-- Task objective --
Below are records to repeat exactly. Omit the pictures from the copy.

▬▬▬▬▬▬

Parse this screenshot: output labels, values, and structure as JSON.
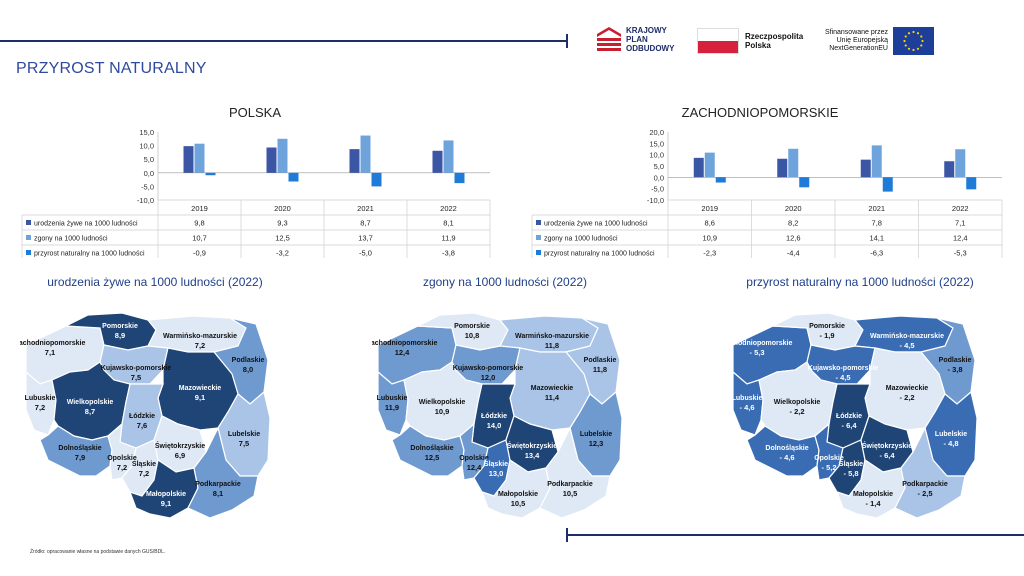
{
  "page_title": "PRZYROST NATURALNY",
  "logos": {
    "kpo": [
      "KRAJOWY",
      "PLAN",
      "ODBUDOWY"
    ],
    "rp": [
      "Rzeczpospolita",
      "Polska"
    ],
    "eu": [
      "Sfinansowane przez",
      "Unię Europejską",
      "NextGenerationEU"
    ]
  },
  "source_note": "Źródło: opracowanie własne na podstawie danych GUS/BDL.",
  "colors": {
    "births": "#3c56a6",
    "deaths": "#6fa3dc",
    "natural": "#1f7bd8",
    "title_blue": "#2e4a9e"
  },
  "chart_data": [
    {
      "type": "bar",
      "title": "POLSKA",
      "categories": [
        "2019",
        "2020",
        "2021",
        "2022"
      ],
      "yticks": [
        "15,0",
        "10,0",
        "5,0",
        "0,0",
        "-5,0",
        "-10,0"
      ],
      "ylim": [
        -10,
        15
      ],
      "series": [
        {
          "name": "urodzenia żywe na 1000 ludności",
          "values": [
            9.8,
            9.3,
            8.7,
            8.1
          ],
          "labels": [
            "9,8",
            "9,3",
            "8,7",
            "8,1"
          ]
        },
        {
          "name": "zgony na 1000 ludności",
          "values": [
            10.7,
            12.5,
            13.7,
            11.9
          ],
          "labels": [
            "10,7",
            "12,5",
            "13,7",
            "11,9"
          ]
        },
        {
          "name": "przyrost naturalny na 1000 ludności",
          "values": [
            -0.9,
            -3.2,
            -5.0,
            -3.8
          ],
          "labels": [
            "-0,9",
            "-3,2",
            "-5,0",
            "-3,8"
          ]
        }
      ],
      "legend": "data-table"
    },
    {
      "type": "bar",
      "title": "ZACHODNIOPOMORSKIE",
      "categories": [
        "2019",
        "2020",
        "2021",
        "2022"
      ],
      "yticks": [
        "20,0",
        "15,0",
        "10,0",
        "5,0",
        "0,0",
        "-5,0",
        "-10,0"
      ],
      "ylim": [
        -10,
        20
      ],
      "series": [
        {
          "name": "urodzenia żywe na 1000 ludności",
          "values": [
            8.6,
            8.2,
            7.8,
            7.1
          ],
          "labels": [
            "8,6",
            "8,2",
            "7,8",
            "7,1"
          ]
        },
        {
          "name": "zgony na 1000 ludności",
          "values": [
            10.9,
            12.6,
            14.1,
            12.4
          ],
          "labels": [
            "10,9",
            "12,6",
            "14,1",
            "12,4"
          ]
        },
        {
          "name": "przyrost naturalny na 1000 ludności",
          "values": [
            -2.3,
            -4.4,
            -6.3,
            -5.3
          ],
          "labels": [
            "-2,3",
            "-4,4",
            "-6,3",
            "-5,3"
          ]
        }
      ],
      "legend": "data-table"
    },
    {
      "type": "heatmap",
      "title": "urodzenia żywe na 1000 ludności (2022)",
      "regions": [
        {
          "name": "Zachodniopomorskie",
          "label": "7,1",
          "value": 7.1
        },
        {
          "name": "Pomorskie",
          "label": "8,9",
          "value": 8.9
        },
        {
          "name": "Warmińsko-mazurskie",
          "label": "7,2",
          "value": 7.2
        },
        {
          "name": "Podlaskie",
          "label": "8,0",
          "value": 8.0
        },
        {
          "name": "Kujawsko-pomorskie",
          "label": "7,5",
          "value": 7.5
        },
        {
          "name": "Lubuskie",
          "label": "7,2",
          "value": 7.2
        },
        {
          "name": "Wielkopolskie",
          "label": "8,7",
          "value": 8.7
        },
        {
          "name": "Mazowieckie",
          "label": "9,1",
          "value": 9.1
        },
        {
          "name": "Łódzkie",
          "label": "7,6",
          "value": 7.6
        },
        {
          "name": "Lubelskie",
          "label": "7,5",
          "value": 7.5
        },
        {
          "name": "Dolnośląskie",
          "label": "7,9",
          "value": 7.9
        },
        {
          "name": "Opolskie",
          "label": "7,2",
          "value": 7.2
        },
        {
          "name": "Śląskie",
          "label": "7,2",
          "value": 7.2
        },
        {
          "name": "Świętokrzyskie",
          "label": "6,9",
          "value": 6.9
        },
        {
          "name": "Małopolskie",
          "label": "9,1",
          "value": 9.1
        },
        {
          "name": "Podkarpackie",
          "label": "8,1",
          "value": 8.1
        }
      ]
    },
    {
      "type": "heatmap",
      "title": "zgony na 1000 ludności (2022)",
      "regions": [
        {
          "name": "Zachodniopomorskie",
          "label": "12,4",
          "value": 12.4
        },
        {
          "name": "Pomorskie",
          "label": "10,8",
          "value": 10.8
        },
        {
          "name": "Warmińsko-mazurskie",
          "label": "11,8",
          "value": 11.8
        },
        {
          "name": "Podlaskie",
          "label": "11,8",
          "value": 11.8
        },
        {
          "name": "Kujawsko-pomorskie",
          "label": "12,0",
          "value": 12.0
        },
        {
          "name": "Lubuskie",
          "label": "11,9",
          "value": 11.9
        },
        {
          "name": "Wielkopolskie",
          "label": "10,9",
          "value": 10.9
        },
        {
          "name": "Mazowieckie",
          "label": "11,4",
          "value": 11.4
        },
        {
          "name": "Łódzkie",
          "label": "14,0",
          "value": 14.0
        },
        {
          "name": "Lubelskie",
          "label": "12,3",
          "value": 12.3
        },
        {
          "name": "Dolnośląskie",
          "label": "12,5",
          "value": 12.5
        },
        {
          "name": "Opolskie",
          "label": "12,4",
          "value": 12.4
        },
        {
          "name": "Śląskie",
          "label": "13,0",
          "value": 13.0
        },
        {
          "name": "Świętokrzyskie",
          "label": "13,4",
          "value": 13.4
        },
        {
          "name": "Małopolskie",
          "label": "10,5",
          "value": 10.5
        },
        {
          "name": "Podkarpackie",
          "label": "10,5",
          "value": 10.5
        }
      ]
    },
    {
      "type": "heatmap",
      "title": "przyrost naturalny na 1000 ludności (2022)",
      "regions": [
        {
          "name": "Zachodniopomorskie",
          "label": "- 5,3",
          "value": -5.3
        },
        {
          "name": "Pomorskie",
          "label": "- 1,9",
          "value": -1.9
        },
        {
          "name": "Warmińsko-mazurskie",
          "label": "- 4,5",
          "value": -4.5
        },
        {
          "name": "Podlaskie",
          "label": "- 3,8",
          "value": -3.8
        },
        {
          "name": "Kujawsko-pomorskie",
          "label": "- 4,5",
          "value": -4.5
        },
        {
          "name": "Lubuskie",
          "label": "- 4,6",
          "value": -4.6
        },
        {
          "name": "Wielkopolskie",
          "label": "- 2,2",
          "value": -2.2
        },
        {
          "name": "Mazowieckie",
          "label": "- 2,2",
          "value": -2.2
        },
        {
          "name": "Łódzkie",
          "label": "- 6,4",
          "value": -6.4
        },
        {
          "name": "Lubelskie",
          "label": "- 4,8",
          "value": -4.8
        },
        {
          "name": "Dolnośląskie",
          "label": "- 4,6",
          "value": -4.6
        },
        {
          "name": "Opolskie",
          "label": "- 5,2",
          "value": -5.2
        },
        {
          "name": "Śląskie",
          "label": "- 5,8",
          "value": -5.8
        },
        {
          "name": "Świętokrzyskie",
          "label": "- 6,4",
          "value": -6.4
        },
        {
          "name": "Małopolskie",
          "label": "- 1,4",
          "value": -1.4
        },
        {
          "name": "Podkarpackie",
          "label": "- 2,5",
          "value": -2.5
        }
      ]
    }
  ]
}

▬▬▬▬▬▬

-- Exercise answer --
Parse this screenshot: output labels, values, and structure as JSON.
{
  "page_title": "PRZYROST NATURALNY",
  "logos": {
    "kpo": [
      "KRAJOWY",
      "PLAN",
      "ODBUDOWY"
    ],
    "rp": [
      "Rzeczpospolita",
      "Polska"
    ],
    "eu": [
      "Sfinansowane przez",
      "Unię Europejską",
      "NextGenerationEU"
    ]
  },
  "source_note": "Źródło: opracowanie własne na podstawie danych GUS/BDL.",
  "colors": {
    "births": "#3c56a6",
    "deaths": "#6fa3dc",
    "natural": "#1f7bd8",
    "title_blue": "#2e4a9e"
  },
  "chart_data": [
    {
      "type": "bar",
      "title": "POLSKA",
      "categories": [
        "2019",
        "2020",
        "2021",
        "2022"
      ],
      "yticks": [
        "15,0",
        "10,0",
        "5,0",
        "0,0",
        "-5,0",
        "-10,0"
      ],
      "ylim": [
        -10,
        15
      ],
      "series": [
        {
          "name": "urodzenia żywe na 1000 ludności",
          "values": [
            9.8,
            9.3,
            8.7,
            8.1
          ],
          "labels": [
            "9,8",
            "9,3",
            "8,7",
            "8,1"
          ]
        },
        {
          "name": "zgony na 1000 ludności",
          "values": [
            10.7,
            12.5,
            13.7,
            11.9
          ],
          "labels": [
            "10,7",
            "12,5",
            "13,7",
            "11,9"
          ]
        },
        {
          "name": "przyrost naturalny na 1000 ludności",
          "values": [
            -0.9,
            -3.2,
            -5.0,
            -3.8
          ],
          "labels": [
            "-0,9",
            "-3,2",
            "-5,0",
            "-3,8"
          ]
        }
      ],
      "legend": "data-table"
    },
    {
      "type": "bar",
      "title": "ZACHODNIOPOMORSKIE",
      "categories": [
        "2019",
        "2020",
        "2021",
        "2022"
      ],
      "yticks": [
        "20,0",
        "15,0",
        "10,0",
        "5,0",
        "0,0",
        "-5,0",
        "-10,0"
      ],
      "ylim": [
        -10,
        20
      ],
      "series": [
        {
          "name": "urodzenia żywe na 1000 ludności",
          "values": [
            8.6,
            8.2,
            7.8,
            7.1
          ],
          "labels": [
            "8,6",
            "8,2",
            "7,8",
            "7,1"
          ]
        },
        {
          "name": "zgony na 1000 ludności",
          "values": [
            10.9,
            12.6,
            14.1,
            12.4
          ],
          "labels": [
            "10,9",
            "12,6",
            "14,1",
            "12,4"
          ]
        },
        {
          "name": "przyrost naturalny na 1000 ludności",
          "values": [
            -2.3,
            -4.4,
            -6.3,
            -5.3
          ],
          "labels": [
            "-2,3",
            "-4,4",
            "-6,3",
            "-5,3"
          ]
        }
      ],
      "legend": "data-table"
    },
    {
      "type": "heatmap",
      "title": "urodzenia żywe na 1000 ludności (2022)",
      "regions": [
        {
          "name": "Zachodniopomorskie",
          "label": "7,1",
          "value": 7.1
        },
        {
          "name": "Pomorskie",
          "label": "8,9",
          "value": 8.9
        },
        {
          "name": "Warmińsko-mazurskie",
          "label": "7,2",
          "value": 7.2
        },
        {
          "name": "Podlaskie",
          "label": "8,0",
          "value": 8.0
        },
        {
          "name": "Kujawsko-pomorskie",
          "label": "7,5",
          "value": 7.5
        },
        {
          "name": "Lubuskie",
          "label": "7,2",
          "value": 7.2
        },
        {
          "name": "Wielkopolskie",
          "label": "8,7",
          "value": 8.7
        },
        {
          "name": "Mazowieckie",
          "label": "9,1",
          "value": 9.1
        },
        {
          "name": "Łódzkie",
          "label": "7,6",
          "value": 7.6
        },
        {
          "name": "Lubelskie",
          "label": "7,5",
          "value": 7.5
        },
        {
          "name": "Dolnośląskie",
          "label": "7,9",
          "value": 7.9
        },
        {
          "name": "Opolskie",
          "label": "7,2",
          "value": 7.2
        },
        {
          "name": "Śląskie",
          "label": "7,2",
          "value": 7.2
        },
        {
          "name": "Świętokrzyskie",
          "label": "6,9",
          "value": 6.9
        },
        {
          "name": "Małopolskie",
          "label": "9,1",
          "value": 9.1
        },
        {
          "name": "Podkarpackie",
          "label": "8,1",
          "value": 8.1
        }
      ]
    },
    {
      "type": "heatmap",
      "title": "zgony na 1000 ludności (2022)",
      "regions": [
        {
          "name": "Zachodniopomorskie",
          "label": "12,4",
          "value": 12.4
        },
        {
          "name": "Pomorskie",
          "label": "10,8",
          "value": 10.8
        },
        {
          "name": "Warmińsko-mazurskie",
          "label": "11,8",
          "value": 11.8
        },
        {
          "name": "Podlaskie",
          "label": "11,8",
          "value": 11.8
        },
        {
          "name": "Kujawsko-pomorskie",
          "label": "12,0",
          "value": 12.0
        },
        {
          "name": "Lubuskie",
          "label": "11,9",
          "value": 11.9
        },
        {
          "name": "Wielkopolskie",
          "label": "10,9",
          "value": 10.9
        },
        {
          "name": "Mazowieckie",
          "label": "11,4",
          "value": 11.4
        },
        {
          "name": "Łódzkie",
          "label": "14,0",
          "value": 14.0
        },
        {
          "name": "Lubelskie",
          "label": "12,3",
          "value": 12.3
        },
        {
          "name": "Dolnośląskie",
          "label": "12,5",
          "value": 12.5
        },
        {
          "name": "Opolskie",
          "label": "12,4",
          "value": 12.4
        },
        {
          "name": "Śląskie",
          "label": "13,0",
          "value": 13.0
        },
        {
          "name": "Świętokrzyskie",
          "label": "13,4",
          "value": 13.4
        },
        {
          "name": "Małopolskie",
          "label": "10,5",
          "value": 10.5
        },
        {
          "name": "Podkarpackie",
          "label": "10,5",
          "value": 10.5
        }
      ]
    },
    {
      "type": "heatmap",
      "title": "przyrost naturalny na 1000 ludności (2022)",
      "regions": [
        {
          "name": "Zachodniopomorskie",
          "label": "- 5,3",
          "value": -5.3
        },
        {
          "name": "Pomorskie",
          "label": "- 1,9",
          "value": -1.9
        },
        {
          "name": "Warmińsko-mazurskie",
          "label": "- 4,5",
          "value": -4.5
        },
        {
          "name": "Podlaskie",
          "label": "- 3,8",
          "value": -3.8
        },
        {
          "name": "Kujawsko-pomorskie",
          "label": "- 4,5",
          "value": -4.5
        },
        {
          "name": "Lubuskie",
          "label": "- 4,6",
          "value": -4.6
        },
        {
          "name": "Wielkopolskie",
          "label": "- 2,2",
          "value": -2.2
        },
        {
          "name": "Mazowieckie",
          "label": "- 2,2",
          "value": -2.2
        },
        {
          "name": "Łódzkie",
          "label": "- 6,4",
          "value": -6.4
        },
        {
          "name": "Lubelskie",
          "label": "- 4,8",
          "value": -4.8
        },
        {
          "name": "Dolnośląskie",
          "label": "- 4,6",
          "value": -4.6
        },
        {
          "name": "Opolskie",
          "label": "- 5,2",
          "value": -5.2
        },
        {
          "name": "Śląskie",
          "label": "- 5,8",
          "value": -5.8
        },
        {
          "name": "Świętokrzyskie",
          "label": "- 6,4",
          "value": -6.4
        },
        {
          "name": "Małopolskie",
          "label": "- 1,4",
          "value": -1.4
        },
        {
          "name": "Podkarpackie",
          "label": "- 2,5",
          "value": -2.5
        }
      ]
    }
  ]
}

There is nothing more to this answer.